[Extracted records]

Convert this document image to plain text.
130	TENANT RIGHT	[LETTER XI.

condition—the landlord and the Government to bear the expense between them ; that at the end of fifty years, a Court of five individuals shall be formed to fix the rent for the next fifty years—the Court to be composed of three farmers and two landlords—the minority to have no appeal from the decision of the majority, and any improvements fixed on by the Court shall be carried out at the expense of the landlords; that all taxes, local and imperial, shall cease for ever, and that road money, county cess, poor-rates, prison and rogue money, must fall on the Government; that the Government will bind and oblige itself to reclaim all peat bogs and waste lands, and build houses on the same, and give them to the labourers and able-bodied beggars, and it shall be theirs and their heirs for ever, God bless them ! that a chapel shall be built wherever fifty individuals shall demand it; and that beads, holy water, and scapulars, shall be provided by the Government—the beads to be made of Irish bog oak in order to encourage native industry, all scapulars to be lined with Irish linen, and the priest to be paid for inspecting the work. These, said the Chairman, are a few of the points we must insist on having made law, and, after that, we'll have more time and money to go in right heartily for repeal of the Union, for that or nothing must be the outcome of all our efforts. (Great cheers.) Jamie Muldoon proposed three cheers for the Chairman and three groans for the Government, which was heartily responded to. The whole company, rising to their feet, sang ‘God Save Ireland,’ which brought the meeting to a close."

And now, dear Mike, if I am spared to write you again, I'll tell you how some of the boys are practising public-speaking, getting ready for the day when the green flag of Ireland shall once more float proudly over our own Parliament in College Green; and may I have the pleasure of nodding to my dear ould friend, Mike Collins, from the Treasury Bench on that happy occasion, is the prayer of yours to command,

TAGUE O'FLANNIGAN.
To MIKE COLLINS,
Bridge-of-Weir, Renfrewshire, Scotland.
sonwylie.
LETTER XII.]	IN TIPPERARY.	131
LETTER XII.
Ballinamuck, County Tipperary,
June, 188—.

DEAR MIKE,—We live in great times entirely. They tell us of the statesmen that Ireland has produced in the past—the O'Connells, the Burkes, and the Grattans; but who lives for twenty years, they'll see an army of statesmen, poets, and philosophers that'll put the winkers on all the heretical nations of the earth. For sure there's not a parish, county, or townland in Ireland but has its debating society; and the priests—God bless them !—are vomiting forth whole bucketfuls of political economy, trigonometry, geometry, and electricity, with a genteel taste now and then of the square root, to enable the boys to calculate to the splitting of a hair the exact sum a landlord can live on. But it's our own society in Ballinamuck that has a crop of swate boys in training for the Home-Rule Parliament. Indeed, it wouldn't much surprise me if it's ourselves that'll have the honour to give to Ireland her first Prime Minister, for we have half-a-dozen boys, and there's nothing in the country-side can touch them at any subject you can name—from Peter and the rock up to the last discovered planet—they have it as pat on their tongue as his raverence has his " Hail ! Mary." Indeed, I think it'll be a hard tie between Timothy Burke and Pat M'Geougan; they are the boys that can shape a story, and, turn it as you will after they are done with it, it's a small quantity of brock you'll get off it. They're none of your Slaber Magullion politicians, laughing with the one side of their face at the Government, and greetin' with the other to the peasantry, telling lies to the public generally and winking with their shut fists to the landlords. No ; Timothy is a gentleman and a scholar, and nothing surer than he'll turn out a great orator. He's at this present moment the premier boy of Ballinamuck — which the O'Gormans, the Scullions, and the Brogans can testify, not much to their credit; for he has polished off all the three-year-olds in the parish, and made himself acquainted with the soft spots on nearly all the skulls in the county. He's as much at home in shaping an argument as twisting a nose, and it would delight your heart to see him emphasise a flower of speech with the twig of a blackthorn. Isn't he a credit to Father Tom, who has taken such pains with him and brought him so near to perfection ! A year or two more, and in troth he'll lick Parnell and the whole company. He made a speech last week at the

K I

## EXERCISE DESCRIPTION
Copy out each line exactly.

## RESULT BELOW
Convert this document image to plain text.
130	TENANT RIGHT	[LETTER XI.

condition—the landlord and the Government to bear the expense between them ; that at the end of fifty years, a Court of five individuals shall be formed to fix the rent for the next fifty years—the Court to be composed of three farmers and two landlords—the minority to have no appeal from the decision of the majority, and any improvements fixed on by the Court shall be carried out at the expense of the landlords; that all taxes, local and imperial, shall cease for ever, and that road money, county cess, poor-rates, prison and rogue money, must fall on the Government; that the Government will bind and oblige itself to reclaim all peat bogs and waste lands, and build houses on the same, and give them to the labourers and able-bodied beggars, and it shall be theirs and their heirs for ever, God bless them ! that a chapel shall be built wherever fifty individuals shall demand it; and that beads, holy water, and scapulars, shall be provided by the Government—the beads to be made of Irish bog oak in order to encourage native industry, all scapulars to be lined with Irish linen, and the priest to be paid for inspecting the work. These, said the Chairman, are a few of the points we must insist on having made law, and, after that, we'll have more time and money to go in right heartily for repeal of the Union, for that or nothing must be the outcome of all our efforts. (Great cheers.) Jamie Muldoon proposed three cheers for the Chairman and three groans for the Government, which was heartily responded to. The whole company, rising to their feet, sang ‘God Save Ireland,’ which brought the meeting to a close."

And now, dear Mike, if I am spared to write you again, I'll tell you how some of the boys are practising public-speaking, getting ready for the day when the green flag of Ireland shall once more float proudly over our own Parliament in College Green; and may I have the pleasure of nodding to my dear ould friend, Mike Collins, from the Treasury Bench on that happy occasion, is the prayer of yours to command,

TAGUE O'FLANNIGAN.
To MIKE COLLINS,
Bridge-of-Weir, Renfrewshire, Scotland.
sonwylie.
LETTER XII.]	IN TIPPERARY.	131
LETTER XII.
Ballinamuck, County Tipperary,
June, 188—.

DEAR MIKE,—We live in great times entirely. They tell us of the statesmen that Ireland has produced in the past—the O'Connells, the Burkes, and the Grattans; but who lives for twenty years, they'll see an army of statesmen, poets, and philosophers that'll put the winkers on all the heretical nations of the earth. For sure there's not a parish, county, or townland in Ireland but has its debating society; and the priests—God bless them !—are vomiting forth whole bucketfuls of political economy, trigonometry, geometry, and electricity, with a genteel taste now and then of the square root, to enable the boys to calculate to the splitting of a hair the exact sum a landlord can live on. But it's our own society in Ballinamuck that has a crop of swate boys in training for the Home-Rule Parliament. Indeed, it wouldn't much surprise me if it's ourselves that'll have the honour to give to Ireland her first Prime Minister, for we have half-a-dozen boys, and there's nothing in the country-side can touch them at any subject you can name—from Peter and the rock up to the last discovered planet—they have it as pat on their tongue as his raverence has his " Hail ! Mary." Indeed, I think it'll be a hard tie between Timothy Burke and Pat M'Geougan; they are the boys that can shape a story, and, turn it as you will after they are done with it, it's a small quantity of brock you'll get off it. They're none of your Slaber Magullion politicians, laughing with the one side of their face at the Government, and greetin' with the other to the peasantry, telling lies to the public generally and winking with their shut fists to the landlords. No ; Timothy is a gentleman and a scholar, and nothing surer than he'll turn out a great orator. He's at this present moment the premier boy of Ballinamuck — which the O'Gormans, the Scullions, and the Brogans can testify, not much to their credit; for he has polished off all the three-year-olds in the parish, and made himself acquainted with the soft spots on nearly all the skulls in the county. He's as much at home in shaping an argument as twisting a nose, and it would delight your heart to see him emphasise a flower of speech with the twig of a blackthorn. Isn't he a credit to Father Tom, who has taken such pains with him and brought him so near to perfection ! A year or two more, and in troth he'll lick Parnell and the whole company. He made a speech last week at the

K I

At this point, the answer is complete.